Your instructions -
Rewrite the rows from the start through the one containing "promo-tagline: Build a", replacing "district-label" with "area-label" and leaving everything else as is.

Entries shown -
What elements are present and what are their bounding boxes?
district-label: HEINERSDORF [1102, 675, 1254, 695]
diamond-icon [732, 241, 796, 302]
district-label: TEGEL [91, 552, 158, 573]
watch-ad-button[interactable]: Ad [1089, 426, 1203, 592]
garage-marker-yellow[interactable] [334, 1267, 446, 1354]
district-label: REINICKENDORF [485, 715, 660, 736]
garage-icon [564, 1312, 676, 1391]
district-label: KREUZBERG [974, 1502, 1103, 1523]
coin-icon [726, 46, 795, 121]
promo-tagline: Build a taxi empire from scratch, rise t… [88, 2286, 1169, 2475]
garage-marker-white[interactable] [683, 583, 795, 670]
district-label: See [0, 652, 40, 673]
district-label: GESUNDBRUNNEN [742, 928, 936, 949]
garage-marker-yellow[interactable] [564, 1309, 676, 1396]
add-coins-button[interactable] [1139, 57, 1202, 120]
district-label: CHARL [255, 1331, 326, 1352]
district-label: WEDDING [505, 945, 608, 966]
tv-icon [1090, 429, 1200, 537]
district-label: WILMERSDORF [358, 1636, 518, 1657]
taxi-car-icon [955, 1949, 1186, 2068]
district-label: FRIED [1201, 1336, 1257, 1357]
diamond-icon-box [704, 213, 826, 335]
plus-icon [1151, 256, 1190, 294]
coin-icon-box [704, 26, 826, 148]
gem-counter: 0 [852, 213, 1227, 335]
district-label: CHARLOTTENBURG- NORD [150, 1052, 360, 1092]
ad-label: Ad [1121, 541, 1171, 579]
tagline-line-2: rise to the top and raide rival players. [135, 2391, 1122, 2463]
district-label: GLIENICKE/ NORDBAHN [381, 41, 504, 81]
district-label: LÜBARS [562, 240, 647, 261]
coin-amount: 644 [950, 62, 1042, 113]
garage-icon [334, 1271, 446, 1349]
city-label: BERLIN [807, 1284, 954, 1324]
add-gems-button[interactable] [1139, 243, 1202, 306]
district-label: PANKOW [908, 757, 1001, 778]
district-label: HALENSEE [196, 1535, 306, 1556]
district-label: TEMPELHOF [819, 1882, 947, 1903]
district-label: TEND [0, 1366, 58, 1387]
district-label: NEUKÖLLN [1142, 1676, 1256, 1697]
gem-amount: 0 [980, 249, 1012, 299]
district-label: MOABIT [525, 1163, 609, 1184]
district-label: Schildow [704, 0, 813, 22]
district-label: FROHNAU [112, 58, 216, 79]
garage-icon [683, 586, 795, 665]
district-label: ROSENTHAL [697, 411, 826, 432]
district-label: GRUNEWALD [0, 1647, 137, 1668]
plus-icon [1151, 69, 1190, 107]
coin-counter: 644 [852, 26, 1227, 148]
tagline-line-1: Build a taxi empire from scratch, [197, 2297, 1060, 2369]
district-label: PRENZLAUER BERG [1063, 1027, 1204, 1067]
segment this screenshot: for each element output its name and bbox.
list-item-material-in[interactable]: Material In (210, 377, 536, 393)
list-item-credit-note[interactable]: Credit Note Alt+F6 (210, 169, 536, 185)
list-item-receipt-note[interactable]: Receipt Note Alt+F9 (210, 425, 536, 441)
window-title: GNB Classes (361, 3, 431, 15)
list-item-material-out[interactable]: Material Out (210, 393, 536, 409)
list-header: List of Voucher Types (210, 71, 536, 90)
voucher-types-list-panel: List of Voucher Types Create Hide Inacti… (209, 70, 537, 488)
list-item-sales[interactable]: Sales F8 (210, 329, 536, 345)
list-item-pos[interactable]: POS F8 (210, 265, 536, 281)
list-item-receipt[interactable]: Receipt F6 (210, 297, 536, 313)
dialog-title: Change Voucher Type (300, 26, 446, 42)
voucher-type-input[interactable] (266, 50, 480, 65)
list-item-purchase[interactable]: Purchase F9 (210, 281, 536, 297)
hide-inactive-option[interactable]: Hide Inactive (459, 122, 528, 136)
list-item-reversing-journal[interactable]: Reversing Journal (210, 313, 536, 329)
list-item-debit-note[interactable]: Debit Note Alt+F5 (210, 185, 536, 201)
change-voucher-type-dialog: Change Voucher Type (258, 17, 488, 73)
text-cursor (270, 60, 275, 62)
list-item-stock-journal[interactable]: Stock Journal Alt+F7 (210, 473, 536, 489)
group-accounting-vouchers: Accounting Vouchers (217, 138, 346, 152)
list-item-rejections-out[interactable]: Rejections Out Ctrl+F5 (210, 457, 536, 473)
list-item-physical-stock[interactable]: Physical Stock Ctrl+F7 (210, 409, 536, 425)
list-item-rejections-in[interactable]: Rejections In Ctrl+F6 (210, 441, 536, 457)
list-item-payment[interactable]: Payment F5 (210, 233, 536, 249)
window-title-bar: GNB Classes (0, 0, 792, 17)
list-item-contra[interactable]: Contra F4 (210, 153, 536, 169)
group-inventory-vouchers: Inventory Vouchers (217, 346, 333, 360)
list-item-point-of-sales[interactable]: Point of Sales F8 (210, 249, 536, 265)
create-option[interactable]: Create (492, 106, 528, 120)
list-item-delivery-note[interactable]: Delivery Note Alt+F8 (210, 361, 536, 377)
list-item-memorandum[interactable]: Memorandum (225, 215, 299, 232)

Exercise response -
What elements are present and what are their bounding boxes?
area-label: HEINERSDORF [1102, 675, 1254, 695]
diamond-icon [732, 241, 796, 302]
area-label: TEGEL [91, 552, 158, 573]
watch-ad-button[interactable]: Ad [1089, 426, 1203, 592]
garage-marker-yellow[interactable] [334, 1267, 446, 1354]
area-label: REINICKENDORF [485, 715, 660, 736]
garage-icon [564, 1312, 676, 1391]
area-label: KREUZBERG [974, 1502, 1103, 1523]
coin-icon [726, 46, 795, 121]
promo-tagline: Build a taxi empire from scratch, rise t… [88, 2286, 1169, 2475]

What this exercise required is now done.